_TEXT PROVIDED_:
####

Grand Theft Auto V is the fifth installment of a popular video game franchise, where players assume the roles of crooks and criminals, advancing their careers and performing illegal activities.  Some of the press surrounding the game has been quite critical, which is understandable given the subject matter, especially when you consider young impressionable minds playing it.  The React Channel filmmakers on YouTube saw an opportunity to explore the nature of play with GTA V, especially with a group of people who may have a strong aversion to this kind of entertainment.

When asked what their opinions were of this notoriously naughty video game, a selection of elderly individuals were quick to negatively judge it, saying they have heard of it and thought it was a bad influence and game overall.  When given the opportunity to play the game for a half an hour, some were curious and eager, while others didn’t have any interest at all.  While playing the game, there were observable, telltale signs that these elderly individuals were actually enjoying themselves! Whether they were actively aware of it or not, there was a noticeable motivation to play, to try out actions in the game (most very violent) and the end result was a recognition from most of them that this was essentially an amusing experience that they might want to try again.

Was this a case of people judging a book by its cover?  Is there a cognitive bias at play?  What were the psychological reasons these elderly individuals had a positive, fun experience playing GTA V?  The elderly generation didn’t grow up playing video games, so they don’t understand them as well as the younger generations.  This may result in negative or suspicious feelings about them.  The same thing happened with new technology that arrived in the 1940s – the television.  Some thought it would ruin kids’ brains if they just stared at a screen all day.  Also, the media loves to push huge generalizations about games and gamers, because it provides tangible reasons for unreasonable, violent behavior.  These superficial reasons to dislike video games in general can be considered a cognitive bias.

A cognitive bias is a pattern of deviation in judgment, whereby inferences about other people and situations may be drawn in an illogical fashion. Individuals create their own “subjective social reality” from their perception of the input.   An individual’s construction of social reality, not the objective input, may dictate their behaviour in the social world. Thus, cognitive biases may sometimes lead to perceptual distortion, inaccurate judgment, illogical interpretation, or what is broadly called irrationality.  That is why when asked what they think about these kinds of games, the responses are largely similarly negative without any firsthand experience.

####

_GIVEN DATA_:

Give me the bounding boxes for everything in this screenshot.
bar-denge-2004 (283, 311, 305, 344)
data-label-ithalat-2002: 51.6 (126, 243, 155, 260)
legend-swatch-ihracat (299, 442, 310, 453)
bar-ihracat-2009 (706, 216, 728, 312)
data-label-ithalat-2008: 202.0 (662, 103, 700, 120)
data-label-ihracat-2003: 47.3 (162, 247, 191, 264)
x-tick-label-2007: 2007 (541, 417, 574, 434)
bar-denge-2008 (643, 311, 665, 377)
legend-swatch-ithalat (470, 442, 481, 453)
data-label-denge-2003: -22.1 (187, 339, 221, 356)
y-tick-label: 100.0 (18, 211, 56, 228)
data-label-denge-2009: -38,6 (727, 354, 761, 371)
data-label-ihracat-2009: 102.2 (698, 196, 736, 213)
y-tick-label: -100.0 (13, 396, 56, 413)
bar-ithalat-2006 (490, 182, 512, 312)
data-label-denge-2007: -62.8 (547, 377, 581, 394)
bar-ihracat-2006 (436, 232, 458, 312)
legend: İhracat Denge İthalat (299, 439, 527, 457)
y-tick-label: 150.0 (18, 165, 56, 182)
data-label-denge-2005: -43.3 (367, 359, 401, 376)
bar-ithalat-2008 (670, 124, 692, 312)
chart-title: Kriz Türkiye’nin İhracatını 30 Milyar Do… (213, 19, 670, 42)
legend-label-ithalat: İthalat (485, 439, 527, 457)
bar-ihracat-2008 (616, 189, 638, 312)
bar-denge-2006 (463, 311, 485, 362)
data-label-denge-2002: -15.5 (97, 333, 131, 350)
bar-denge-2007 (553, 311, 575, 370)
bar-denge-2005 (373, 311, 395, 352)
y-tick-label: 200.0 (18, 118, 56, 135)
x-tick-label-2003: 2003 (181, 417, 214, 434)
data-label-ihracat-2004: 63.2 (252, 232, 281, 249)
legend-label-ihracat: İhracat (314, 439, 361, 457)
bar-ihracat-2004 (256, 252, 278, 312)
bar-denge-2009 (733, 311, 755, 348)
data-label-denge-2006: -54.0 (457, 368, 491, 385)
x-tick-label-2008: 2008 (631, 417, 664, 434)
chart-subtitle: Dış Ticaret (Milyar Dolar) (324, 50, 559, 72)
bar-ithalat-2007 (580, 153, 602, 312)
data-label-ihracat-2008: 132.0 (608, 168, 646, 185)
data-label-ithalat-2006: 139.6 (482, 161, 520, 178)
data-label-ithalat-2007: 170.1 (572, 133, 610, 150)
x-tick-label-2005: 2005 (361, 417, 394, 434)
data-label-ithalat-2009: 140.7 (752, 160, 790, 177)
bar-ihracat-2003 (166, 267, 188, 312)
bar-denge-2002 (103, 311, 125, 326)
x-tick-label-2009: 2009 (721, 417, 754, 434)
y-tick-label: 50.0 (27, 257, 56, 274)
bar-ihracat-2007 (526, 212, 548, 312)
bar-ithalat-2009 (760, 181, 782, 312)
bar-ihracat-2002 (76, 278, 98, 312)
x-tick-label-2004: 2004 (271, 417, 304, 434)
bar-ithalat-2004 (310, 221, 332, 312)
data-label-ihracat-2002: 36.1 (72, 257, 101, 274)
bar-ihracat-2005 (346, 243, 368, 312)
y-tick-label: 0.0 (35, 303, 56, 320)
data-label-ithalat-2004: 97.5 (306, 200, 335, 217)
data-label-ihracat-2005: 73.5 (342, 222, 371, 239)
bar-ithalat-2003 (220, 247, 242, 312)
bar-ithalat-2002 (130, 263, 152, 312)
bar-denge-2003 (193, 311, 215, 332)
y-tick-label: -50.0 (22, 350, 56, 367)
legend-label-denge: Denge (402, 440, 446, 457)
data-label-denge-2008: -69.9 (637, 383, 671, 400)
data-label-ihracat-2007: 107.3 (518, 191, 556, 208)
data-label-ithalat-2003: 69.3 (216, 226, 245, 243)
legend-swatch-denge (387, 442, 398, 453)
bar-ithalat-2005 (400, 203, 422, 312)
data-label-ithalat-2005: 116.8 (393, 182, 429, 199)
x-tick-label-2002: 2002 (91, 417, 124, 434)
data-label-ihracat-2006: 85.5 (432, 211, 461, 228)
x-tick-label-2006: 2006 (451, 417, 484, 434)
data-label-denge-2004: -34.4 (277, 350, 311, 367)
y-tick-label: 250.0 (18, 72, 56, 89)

####

Reproduce word for word everything in the Grand Theft Auto V text from "Was this a case" down to "a cognitive bias.".

Was this a case of people judging a book by its cover?  Is there a cognitive bias at play?  What were the psychological reasons these elderly individuals had a positive, fun experience playing GTA V?  The elderly generation didn’t grow up playing video games, so they don’t understand them as well as the younger generations.  This may result in negative or suspicious feelings about them.  The same thing happened with new technology that arrived in the 1940s – the television.  Some thought it would ruin kids’ brains if they just stared at a screen all day.  Also, the media loves to push huge generalizations about games and gamers, because it provides tangible reasons for unreasonable, violent behavior.  These superficial reasons to dislike video games in general can be considered a cognitive bias.